* [STATED PROBLEM]: Track down every line below that holds "JSON" and copy it.

---

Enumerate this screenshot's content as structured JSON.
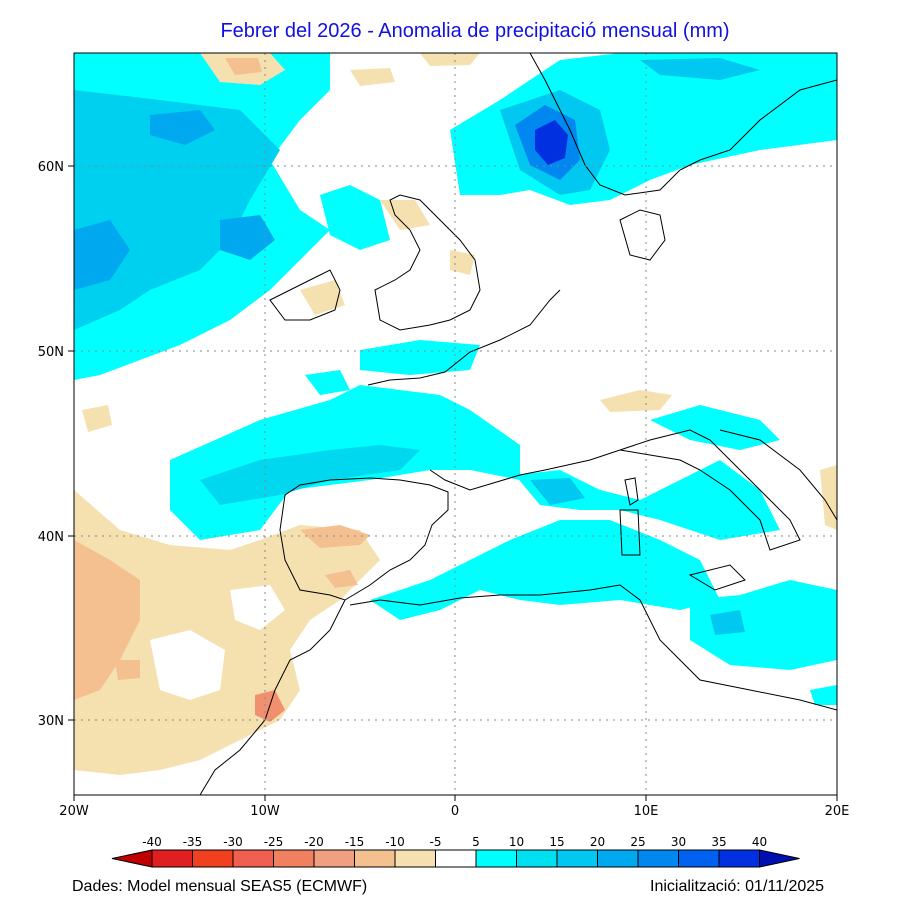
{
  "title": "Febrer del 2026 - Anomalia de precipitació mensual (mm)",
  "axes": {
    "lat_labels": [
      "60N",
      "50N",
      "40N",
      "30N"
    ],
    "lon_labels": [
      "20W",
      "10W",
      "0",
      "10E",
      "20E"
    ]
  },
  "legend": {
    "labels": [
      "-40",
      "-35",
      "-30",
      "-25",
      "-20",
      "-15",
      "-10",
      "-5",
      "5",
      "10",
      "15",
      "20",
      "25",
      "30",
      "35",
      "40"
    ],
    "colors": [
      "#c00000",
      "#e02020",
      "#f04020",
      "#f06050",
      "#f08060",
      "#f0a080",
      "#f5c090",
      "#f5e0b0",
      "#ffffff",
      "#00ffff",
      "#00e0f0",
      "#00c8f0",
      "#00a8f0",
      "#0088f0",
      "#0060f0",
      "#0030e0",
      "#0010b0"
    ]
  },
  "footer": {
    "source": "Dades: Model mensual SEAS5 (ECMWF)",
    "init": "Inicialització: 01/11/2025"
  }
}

---

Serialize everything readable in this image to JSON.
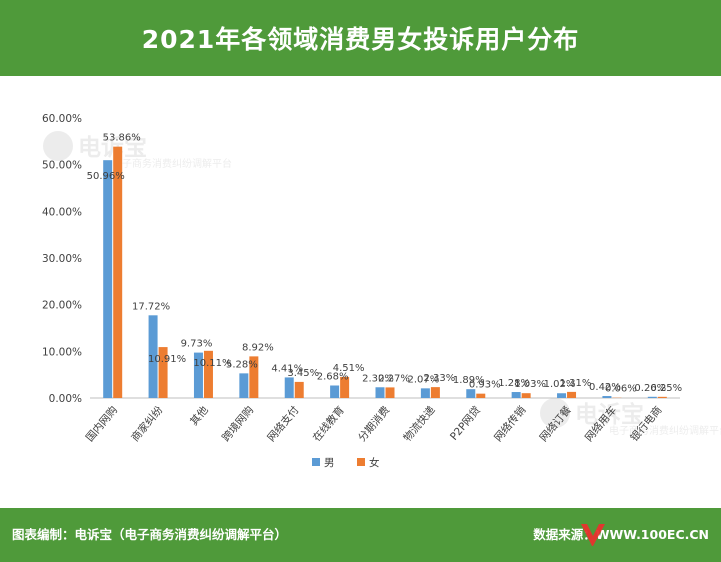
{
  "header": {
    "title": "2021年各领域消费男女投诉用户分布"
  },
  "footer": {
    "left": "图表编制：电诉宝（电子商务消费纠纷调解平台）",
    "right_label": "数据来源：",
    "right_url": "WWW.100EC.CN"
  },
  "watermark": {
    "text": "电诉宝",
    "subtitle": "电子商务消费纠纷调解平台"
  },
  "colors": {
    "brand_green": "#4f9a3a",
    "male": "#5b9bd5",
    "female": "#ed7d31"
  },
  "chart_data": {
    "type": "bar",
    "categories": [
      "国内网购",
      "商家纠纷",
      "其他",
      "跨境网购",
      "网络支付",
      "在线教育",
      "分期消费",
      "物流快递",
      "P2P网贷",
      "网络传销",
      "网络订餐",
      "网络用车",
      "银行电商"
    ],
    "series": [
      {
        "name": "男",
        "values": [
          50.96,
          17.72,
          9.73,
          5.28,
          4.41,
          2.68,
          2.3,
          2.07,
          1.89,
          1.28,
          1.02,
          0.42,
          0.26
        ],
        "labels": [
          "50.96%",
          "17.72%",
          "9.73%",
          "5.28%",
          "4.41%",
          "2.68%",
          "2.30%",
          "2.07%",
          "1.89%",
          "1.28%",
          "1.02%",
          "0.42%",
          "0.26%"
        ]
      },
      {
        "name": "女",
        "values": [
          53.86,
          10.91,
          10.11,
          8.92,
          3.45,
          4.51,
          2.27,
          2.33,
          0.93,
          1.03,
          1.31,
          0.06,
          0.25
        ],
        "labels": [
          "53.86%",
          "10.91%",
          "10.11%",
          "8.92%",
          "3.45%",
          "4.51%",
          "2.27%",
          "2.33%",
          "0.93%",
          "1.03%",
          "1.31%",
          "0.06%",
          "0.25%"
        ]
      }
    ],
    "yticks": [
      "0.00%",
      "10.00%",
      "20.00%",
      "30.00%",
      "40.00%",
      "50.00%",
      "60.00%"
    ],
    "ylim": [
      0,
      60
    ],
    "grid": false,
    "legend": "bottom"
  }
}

---

* [THE REPLY]:
Enumerate this screenshot's content as structured JSON.
Serialize everything readable in this image to JSON.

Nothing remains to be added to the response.